THE PROBLEM: Copy the records below exactly, omitting any pictures they contain.

MATERIAL PROVIDED:
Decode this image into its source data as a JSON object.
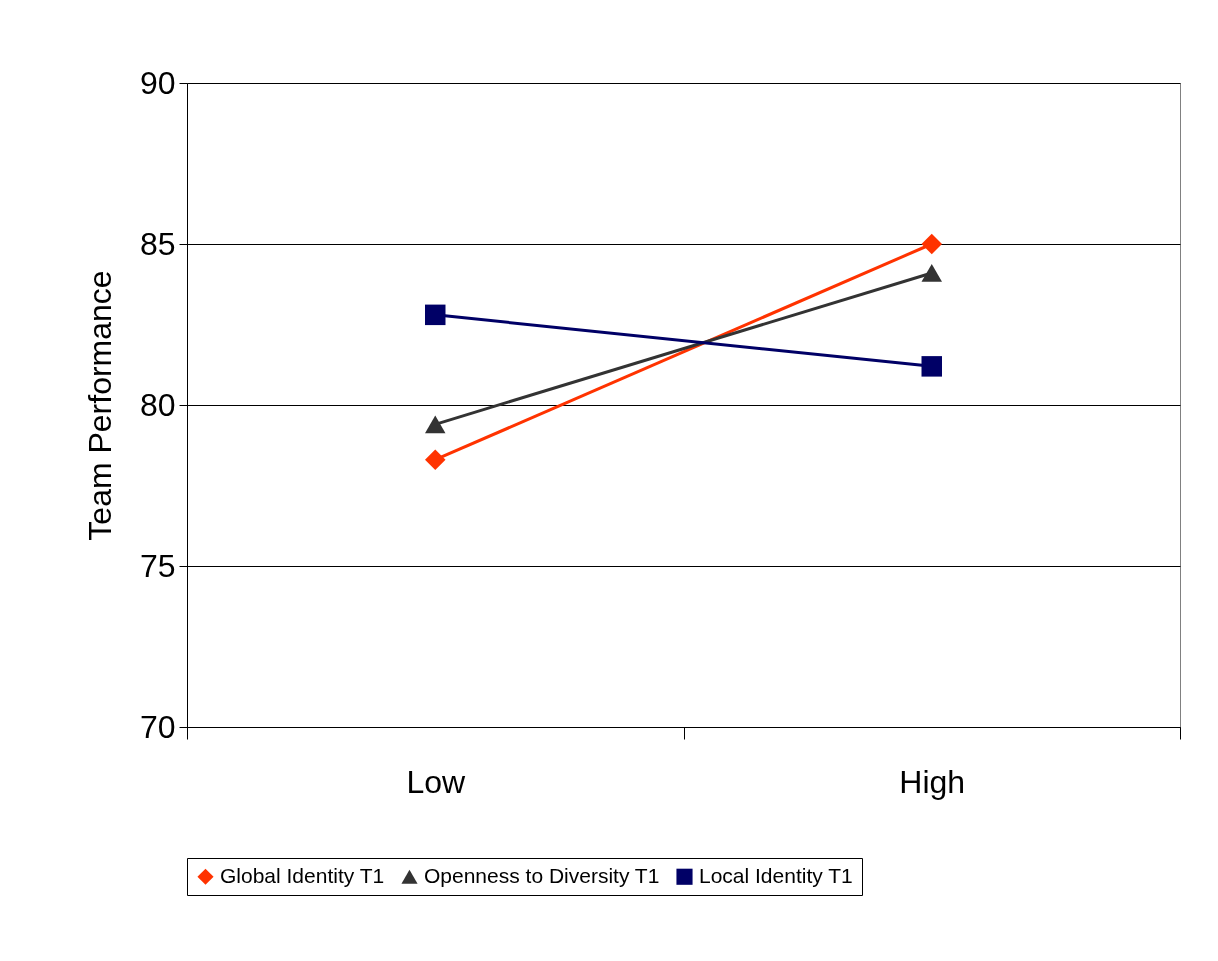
{
  "chart_data": {
    "type": "line",
    "ylabel": "Team Performance",
    "categories": [
      "Low",
      "High"
    ],
    "ylim": [
      70,
      90
    ],
    "yticks": [
      70,
      75,
      80,
      85,
      90
    ],
    "grid": "y",
    "legend": "bottom",
    "series": [
      {
        "name": "Global Identity T1",
        "color": "#ff3300",
        "marker": "diamond",
        "values": [
          78.3,
          85.0
        ]
      },
      {
        "name": "Openness to Diversity T1",
        "color": "#333333",
        "marker": "triangle",
        "values": [
          79.4,
          84.1
        ]
      },
      {
        "name": "Local Identity T1",
        "color": "#000066",
        "marker": "square",
        "values": [
          82.8,
          81.2
        ]
      }
    ]
  }
}
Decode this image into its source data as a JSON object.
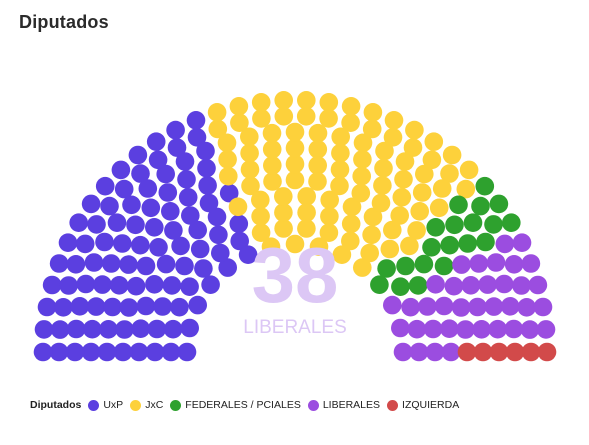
{
  "title": "Diputados",
  "chart_data": {
    "type": "parliament",
    "title": "Diputados",
    "total_seats": 257,
    "series": [
      {
        "name": "UxP",
        "value": 99,
        "color": "#5b3fe0"
      },
      {
        "name": "JxC",
        "value": 94,
        "color": "#fdd13b"
      },
      {
        "name": "FEDERALES / PCIALES",
        "value": 20,
        "color": "#2ea12e"
      },
      {
        "name": "LIBERALES",
        "value": 38,
        "color": "#9b4de0"
      },
      {
        "name": "IZQUIERDA",
        "value": 6,
        "color": "#d24a4a"
      }
    ],
    "highlight": {
      "value": "38",
      "label": "LIBERALES",
      "color": "#dcc7f5"
    },
    "legend": {
      "title": "Diputados",
      "position": "bottom-left"
    }
  }
}
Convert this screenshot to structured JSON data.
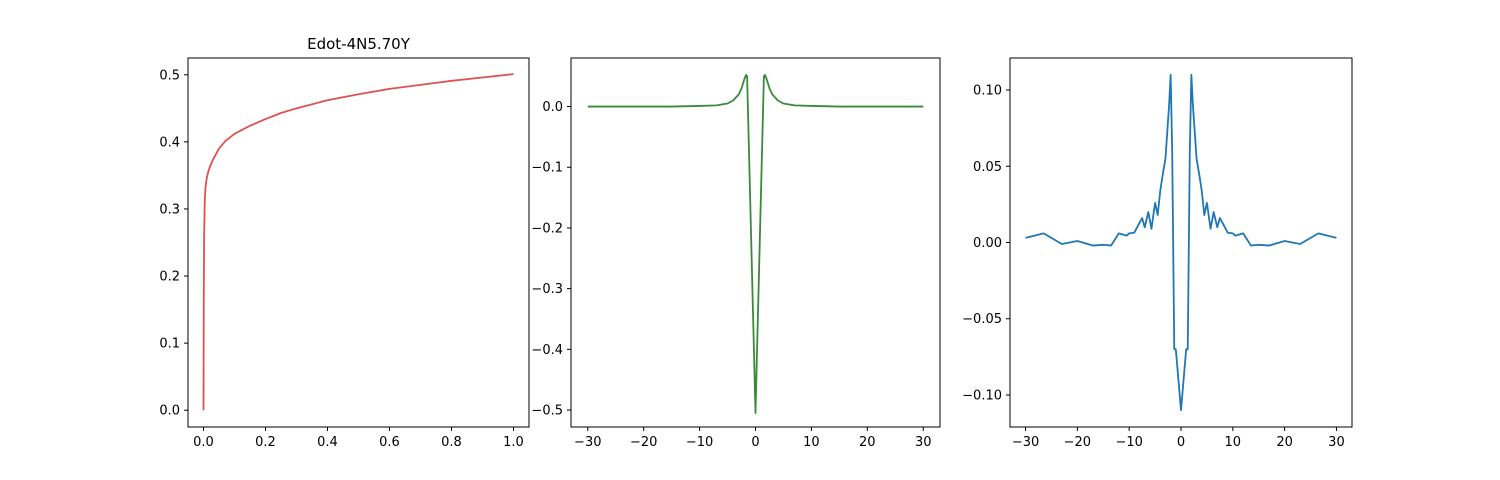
{
  "chart_data": [
    {
      "type": "line",
      "title": "Edot-4N5.70Y",
      "xlabel": "",
      "ylabel": "",
      "xlim": [
        -0.05,
        1.05
      ],
      "ylim": [
        -0.025,
        0.525
      ],
      "xticks": [
        0.0,
        0.2,
        0.4,
        0.6,
        0.8,
        1.0
      ],
      "xtick_labels": [
        "0.0",
        "0.2",
        "0.4",
        "0.6",
        "0.8",
        "1.0"
      ],
      "yticks": [
        0.0,
        0.1,
        0.2,
        0.3,
        0.4,
        0.5
      ],
      "ytick_labels": [
        "0.0",
        "0.1",
        "0.2",
        "0.3",
        "0.4",
        "0.5"
      ],
      "grid": false,
      "series": [
        {
          "color": "#e05252",
          "x": [
            0.0,
            0.001,
            0.002,
            0.004,
            0.006,
            0.01,
            0.015,
            0.02,
            0.03,
            0.05,
            0.07,
            0.1,
            0.15,
            0.2,
            0.25,
            0.3,
            0.4,
            0.5,
            0.6,
            0.7,
            0.8,
            0.9,
            1.0
          ],
          "y": [
            0.0,
            0.18,
            0.26,
            0.31,
            0.33,
            0.345,
            0.355,
            0.362,
            0.373,
            0.39,
            0.401,
            0.412,
            0.424,
            0.434,
            0.443,
            0.45,
            0.462,
            0.471,
            0.479,
            0.485,
            0.491,
            0.496,
            0.501
          ]
        }
      ]
    },
    {
      "type": "line",
      "title": "",
      "xlabel": "",
      "ylabel": "",
      "xlim": [
        -33,
        33
      ],
      "ylim": [
        -0.528,
        0.08
      ],
      "xticks": [
        -30,
        -20,
        -10,
        0,
        10,
        20,
        30
      ],
      "xtick_labels": [
        "−30",
        "−20",
        "−10",
        "0",
        "10",
        "20",
        "30"
      ],
      "yticks": [
        0.0,
        -0.1,
        -0.2,
        -0.3,
        -0.4,
        -0.5
      ],
      "ytick_labels": [
        "0.0",
        "−0.1",
        "−0.2",
        "−0.3",
        "−0.4",
        "−0.5"
      ],
      "grid": false,
      "series": [
        {
          "color": "#3a8a3a",
          "x": [
            -30,
            -25,
            -20,
            -15,
            -10,
            -7,
            -5,
            -4,
            -3,
            -2.5,
            -2,
            -1.7,
            -1.5,
            0,
            1.5,
            1.7,
            2,
            2.5,
            3,
            4,
            5,
            7,
            10,
            15,
            20,
            25,
            30
          ],
          "y": [
            0.0,
            0.0,
            0.0,
            0.0,
            0.001,
            0.002,
            0.005,
            0.01,
            0.02,
            0.03,
            0.045,
            0.052,
            0.05,
            -0.505,
            0.05,
            0.052,
            0.045,
            0.03,
            0.02,
            0.01,
            0.005,
            0.002,
            0.001,
            0.0,
            0.0,
            0.0,
            0.0
          ]
        }
      ]
    },
    {
      "type": "line",
      "title": "",
      "xlabel": "",
      "ylabel": "",
      "xlim": [
        -33,
        33
      ],
      "ylim": [
        -0.121,
        0.121
      ],
      "xticks": [
        -30,
        -20,
        -10,
        0,
        10,
        20,
        30
      ],
      "xtick_labels": [
        "−30",
        "−20",
        "−10",
        "0",
        "10",
        "20",
        "30"
      ],
      "yticks": [
        0.1,
        0.05,
        0.0,
        -0.05,
        -0.1
      ],
      "ytick_labels": [
        "0.10",
        "0.05",
        "0.00",
        "−0.05",
        "−0.10"
      ],
      "grid": false,
      "series": [
        {
          "color": "#1f77b4",
          "x": [
            -30,
            -26.5,
            -23,
            -20,
            -17,
            -15,
            -13.5,
            -12,
            -10.5,
            -10,
            -9,
            -8,
            -7.5,
            -7,
            -6.3,
            -5.7,
            -5,
            -4.5,
            -4,
            -3.5,
            -3,
            -2.7,
            -2.3,
            -2,
            -1.7,
            -1.3,
            -1,
            -0.5,
            0,
            0.5,
            1,
            1.3,
            1.7,
            2,
            2.3,
            2.7,
            3,
            3.5,
            4,
            4.5,
            5,
            5.7,
            6.3,
            7,
            7.5,
            8,
            9,
            10,
            10.5,
            12,
            13.5,
            15,
            17,
            20,
            23,
            26.5,
            30
          ],
          "y": [
            0.003,
            0.006,
            -0.001,
            0.001,
            -0.002,
            -0.0015,
            -0.002,
            0.006,
            0.0045,
            0.006,
            0.0065,
            0.013,
            0.016,
            0.01,
            0.02,
            0.009,
            0.026,
            0.018,
            0.034,
            0.045,
            0.055,
            0.07,
            0.09,
            0.11,
            0.06,
            -0.07,
            -0.07,
            -0.09,
            -0.11,
            -0.09,
            -0.07,
            -0.07,
            0.06,
            0.11,
            0.09,
            0.07,
            0.055,
            0.045,
            0.034,
            0.018,
            0.026,
            0.009,
            0.02,
            0.01,
            0.016,
            0.013,
            0.0065,
            0.006,
            0.0045,
            0.006,
            -0.002,
            -0.0015,
            -0.002,
            0.001,
            -0.001,
            0.006,
            0.003
          ]
        }
      ]
    }
  ]
}
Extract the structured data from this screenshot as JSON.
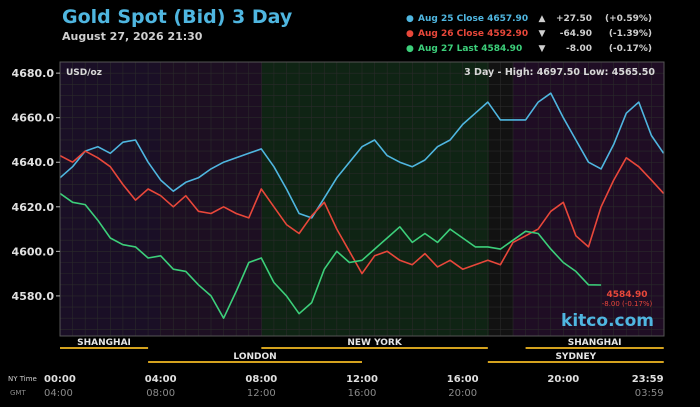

TASK ANSWER:
Decode this image into its source data as a JSON object.
{
  "chart_data": {
    "type": "line",
    "ylabel": "Team Performance",
    "categories": [
      "Low",
      "High"
    ],
    "ylim": [
      70,
      90
    ],
    "yticks": [
      70,
      75,
      80,
      85,
      90
    ],
    "grid": "y",
    "legend": "bottom",
    "series": [
      {
        "name": "Global Identity T1",
        "color": "#ff3300",
        "marker": "diamond",
        "values": [
          78.3,
          85.0
        ]
      },
      {
        "name": "Openness to Diversity T1",
        "color": "#333333",
        "marker": "triangle",
        "values": [
          79.4,
          84.1
        ]
      },
      {
        "name": "Local Identity T1",
        "color": "#000066",
        "marker": "square",
        "values": [
          82.8,
          81.2
        ]
      }
    ]
  }
}
Decode this image into its source data as a JSON object.
{
  "title": "Diputados",
  "chart_data": {
    "type": "parliament",
    "title": "Diputados",
    "total_seats": 257,
    "series": [
      {
        "name": "UxP",
        "value": 99,
        "color": "#5b3fe0"
      },
      {
        "name": "JxC",
        "value": 94,
        "color": "#fdd13b"
      },
      {
        "name": "FEDERALES / PCIALES",
        "value": 20,
        "color": "#2ea12e"
      },
      {
        "name": "LIBERALES",
        "value": 38,
        "color": "#9b4de0"
      },
      {
        "name": "IZQUIERDA",
        "value": 6,
        "color": "#d24a4a"
      }
    ],
    "highlight": {
      "value": "38",
      "label": "LIBERALES",
      "color": "#dcc7f5"
    },
    "legend": {
      "title": "Diputados",
      "position": "bottom-left"
    }
  }
}
Convert this screenshot to structured JSON data.
{
  "chart_data": [
    {
      "type": "line",
      "title": "Edot-4N5.70Y",
      "xlabel": "",
      "ylabel": "",
      "xlim": [
        -0.05,
        1.05
      ],
      "ylim": [
        -0.025,
        0.525
      ],
      "xticks": [
        0.0,
        0.2,
        0.4,
        0.6,
        0.8,
        1.0
      ],
      "xtick_labels": [
        "0.0",
        "0.2",
        "0.4",
        "0.6",
        "0.8",
        "1.0"
      ],
      "yticks": [
        0.0,
        0.1,
        0.2,
        0.3,
        0.4,
        0.5
      ],
      "ytick_labels": [
        "0.0",
        "0.1",
        "0.2",
        "0.3",
        "0.4",
        "0.5"
      ],
      "grid": false,
      "series": [
        {
          "color": "#e05252",
          "x": [
            0.0,
            0.001,
            0.002,
            0.004,
            0.006,
            0.01,
            0.015,
            0.02,
            0.03,
            0.05,
            0.07,
            0.1,
            0.15,
            0.2,
            0.25,
            0.3,
            0.4,
            0.5,
            0.6,
            0.7,
            0.8,
            0.9,
            1.0
          ],
          "y": [
            0.0,
            0.18,
            0.26,
            0.31,
            0.33,
            0.345,
            0.355,
            0.362,
            0.373,
            0.39,
            0.401,
            0.412,
            0.424,
            0.434,
            0.443,
            0.45,
            0.462,
            0.471,
            0.479,
            0.485,
            0.491,
            0.496,
            0.501
          ]
        }
      ]
    },
    {
      "type": "line",
      "title": "",
      "xlabel": "",
      "ylabel": "",
      "xlim": [
        -33,
        33
      ],
      "ylim": [
        -0.528,
        0.08
      ],
      "xticks": [
        -30,
        -20,
        -10,
        0,
        10,
        20,
        30
      ],
      "xtick_labels": [
        "−30",
        "−20",
        "−10",
        "0",
        "10",
        "20",
        "30"
      ],
      "yticks": [
        0.0,
        -0.1,
        -0.2,
        -0.3,
        -0.4,
        -0.5
      ],
      "ytick_labels": [
        "0.0",
        "−0.1",
        "−0.2",
        "−0.3",
        "−0.4",
        "−0.5"
      ],
      "grid": false,
      "series": [
        {
          "color": "#3a8a3a",
          "x": [
            -30,
            -25,
            -20,
            -15,
            -10,
            -7,
            -5,
            -4,
            -3,
            -2.5,
            -2,
            -1.7,
            -1.5,
            0,
            1.5,
            1.7,
            2,
            2.5,
            3,
            4,
            5,
            7,
            10,
            15,
            20,
            25,
            30
          ],
          "y": [
            0.0,
            0.0,
            0.0,
            0.0,
            0.001,
            0.002,
            0.005,
            0.01,
            0.02,
            0.03,
            0.045,
            0.052,
            0.05,
            -0.505,
            0.05,
            0.052,
            0.045,
            0.03,
            0.02,
            0.01,
            0.005,
            0.002,
            0.001,
            0.0,
            0.0,
            0.0,
            0.0
          ]
        }
      ]
    },
    {
      "type": "line",
      "title": "",
      "xlabel": "",
      "ylabel": "",
      "xlim": [
        -33,
        33
      ],
      "ylim": [
        -0.121,
        0.121
      ],
      "xticks": [
        -30,
        -20,
        -10,
        0,
        10,
        20,
        30
      ],
      "xtick_labels": [
        "−30",
        "−20",
        "−10",
        "0",
        "10",
        "20",
        "30"
      ],
      "yticks": [
        0.1,
        0.05,
        0.0,
        -0.05,
        -0.1
      ],
      "ytick_labels": [
        "0.10",
        "0.05",
        "0.00",
        "−0.05",
        "−0.10"
      ],
      "grid": false,
      "series": [
        {
          "color": "#1f77b4",
          "x": [
            -30,
            -26.5,
            -23,
            -20,
            -17,
            -15,
            -13.5,
            -12,
            -10.5,
            -10,
            -9,
            -8,
            -7.5,
            -7,
            -6.3,
            -5.7,
            -5,
            -4.5,
            -4,
            -3.5,
            -3,
            -2.7,
            -2.3,
            -2,
            -1.7,
            -1.3,
            -1,
            -0.5,
            0,
            0.5,
            1,
            1.3,
            1.7,
            2,
            2.3,
            2.7,
            3,
            3.5,
            4,
            4.5,
            5,
            5.7,
            6.3,
            7,
            7.5,
            8,
            9,
            10,
            10.5,
            12,
            13.5,
            15,
            17,
            20,
            23,
            26.5,
            30
          ],
          "y": [
            0.003,
            0.006,
            -0.001,
            0.001,
            -0.002,
            -0.0015,
            -0.002,
            0.006,
            0.0045,
            0.006,
            0.0065,
            0.013,
            0.016,
            0.01,
            0.02,
            0.009,
            0.026,
            0.018,
            0.034,
            0.045,
            0.055,
            0.07,
            0.09,
            0.11,
            0.06,
            -0.07,
            -0.07,
            -0.09,
            -0.11,
            -0.09,
            -0.07,
            -0.07,
            0.06,
            0.11,
            0.09,
            0.07,
            0.055,
            0.045,
            0.034,
            0.018,
            0.026,
            0.009,
            0.02,
            0.01,
            0.016,
            0.013,
            0.0065,
            0.006,
            0.0045,
            0.006,
            -0.002,
            -0.0015,
            -0.002,
            0.001,
            -0.001,
            0.006,
            0.003
          ]
        }
      ]
    }
  ]
}
Extract the structured data from this screenshot as JSON.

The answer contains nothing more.